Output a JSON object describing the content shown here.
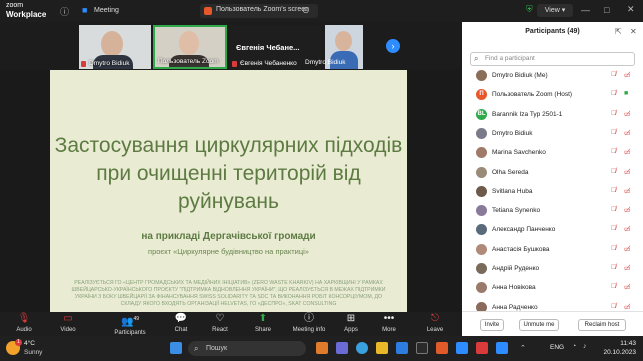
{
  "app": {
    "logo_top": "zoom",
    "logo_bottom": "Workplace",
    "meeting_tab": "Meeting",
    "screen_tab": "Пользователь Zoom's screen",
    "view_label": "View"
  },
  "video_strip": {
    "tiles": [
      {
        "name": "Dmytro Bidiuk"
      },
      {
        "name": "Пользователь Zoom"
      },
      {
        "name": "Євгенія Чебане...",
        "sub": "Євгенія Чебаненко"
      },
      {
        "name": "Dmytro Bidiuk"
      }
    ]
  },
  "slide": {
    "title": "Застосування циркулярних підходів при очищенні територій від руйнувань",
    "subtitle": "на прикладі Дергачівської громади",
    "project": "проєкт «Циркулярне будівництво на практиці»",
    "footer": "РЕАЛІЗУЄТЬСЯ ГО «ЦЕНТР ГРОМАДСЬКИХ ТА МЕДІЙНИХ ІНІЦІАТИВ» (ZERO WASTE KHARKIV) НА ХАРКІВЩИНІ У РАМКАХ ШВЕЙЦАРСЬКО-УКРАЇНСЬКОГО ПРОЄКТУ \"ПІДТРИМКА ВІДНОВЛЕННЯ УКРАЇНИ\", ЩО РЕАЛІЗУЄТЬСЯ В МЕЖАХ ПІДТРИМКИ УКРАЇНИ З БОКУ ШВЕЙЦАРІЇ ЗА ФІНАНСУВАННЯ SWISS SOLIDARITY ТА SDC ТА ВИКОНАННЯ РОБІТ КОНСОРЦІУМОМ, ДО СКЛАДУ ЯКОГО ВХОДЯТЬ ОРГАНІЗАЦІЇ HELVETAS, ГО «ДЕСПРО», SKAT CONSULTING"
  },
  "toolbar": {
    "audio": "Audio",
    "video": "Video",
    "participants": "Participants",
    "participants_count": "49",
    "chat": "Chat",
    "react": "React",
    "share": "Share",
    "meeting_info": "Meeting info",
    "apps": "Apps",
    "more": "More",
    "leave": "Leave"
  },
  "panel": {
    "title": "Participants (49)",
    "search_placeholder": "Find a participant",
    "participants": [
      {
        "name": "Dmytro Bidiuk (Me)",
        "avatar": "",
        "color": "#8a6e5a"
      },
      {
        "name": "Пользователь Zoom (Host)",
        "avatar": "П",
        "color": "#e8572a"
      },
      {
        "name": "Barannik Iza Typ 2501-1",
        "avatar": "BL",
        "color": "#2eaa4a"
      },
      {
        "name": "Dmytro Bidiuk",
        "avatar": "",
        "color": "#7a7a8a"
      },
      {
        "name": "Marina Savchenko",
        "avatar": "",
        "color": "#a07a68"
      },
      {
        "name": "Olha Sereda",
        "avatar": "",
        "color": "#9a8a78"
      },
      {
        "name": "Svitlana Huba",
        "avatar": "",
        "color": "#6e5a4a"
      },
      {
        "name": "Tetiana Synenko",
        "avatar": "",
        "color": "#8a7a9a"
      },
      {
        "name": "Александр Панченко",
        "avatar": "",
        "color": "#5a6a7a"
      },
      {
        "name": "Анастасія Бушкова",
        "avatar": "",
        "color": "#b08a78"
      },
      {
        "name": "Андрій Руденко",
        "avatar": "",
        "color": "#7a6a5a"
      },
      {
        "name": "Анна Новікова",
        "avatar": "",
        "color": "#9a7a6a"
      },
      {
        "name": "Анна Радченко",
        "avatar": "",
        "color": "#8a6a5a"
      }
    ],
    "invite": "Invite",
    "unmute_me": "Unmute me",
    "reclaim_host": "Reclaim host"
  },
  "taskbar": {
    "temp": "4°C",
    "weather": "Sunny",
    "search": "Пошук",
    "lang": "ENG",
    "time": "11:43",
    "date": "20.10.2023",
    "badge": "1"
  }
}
··········
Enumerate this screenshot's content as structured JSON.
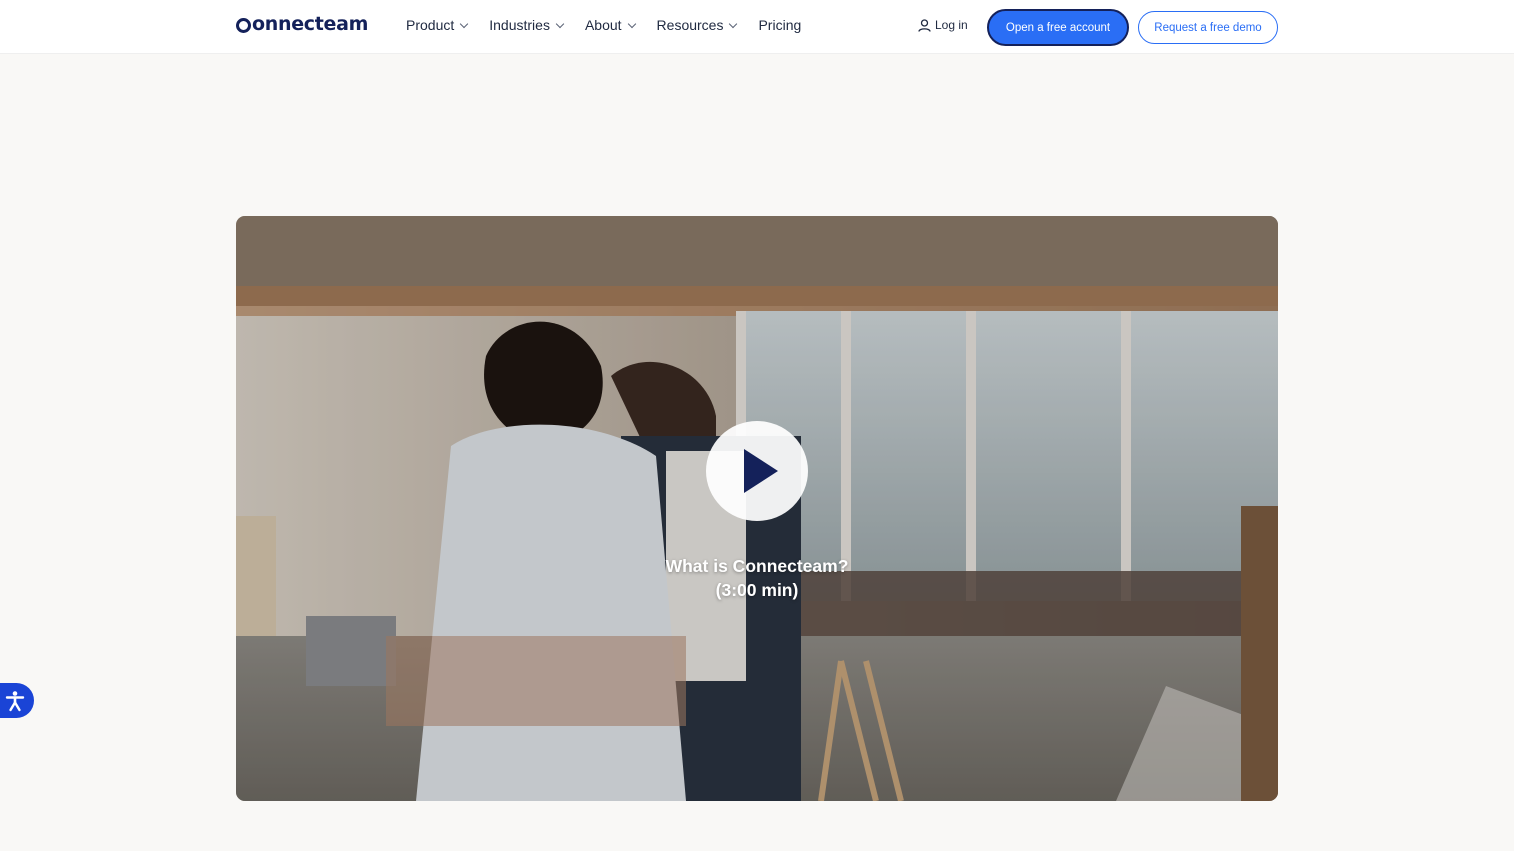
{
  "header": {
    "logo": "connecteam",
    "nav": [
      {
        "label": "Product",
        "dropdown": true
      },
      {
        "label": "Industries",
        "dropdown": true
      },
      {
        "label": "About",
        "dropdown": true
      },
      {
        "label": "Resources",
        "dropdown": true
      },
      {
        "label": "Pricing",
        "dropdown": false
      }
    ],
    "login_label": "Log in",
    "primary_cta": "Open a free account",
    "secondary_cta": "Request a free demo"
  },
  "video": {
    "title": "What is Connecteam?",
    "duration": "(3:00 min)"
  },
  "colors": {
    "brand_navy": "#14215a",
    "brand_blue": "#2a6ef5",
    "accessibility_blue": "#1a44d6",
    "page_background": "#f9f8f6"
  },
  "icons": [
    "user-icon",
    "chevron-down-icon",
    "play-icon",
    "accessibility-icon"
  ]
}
··········
**WORK TO DO**
Scan the listing above. Collect all lines with the word "content".

**TASK OUTPUT**
Output a JSON object describing the content shown here.
Enumerate this screenshot's content as structured JSON.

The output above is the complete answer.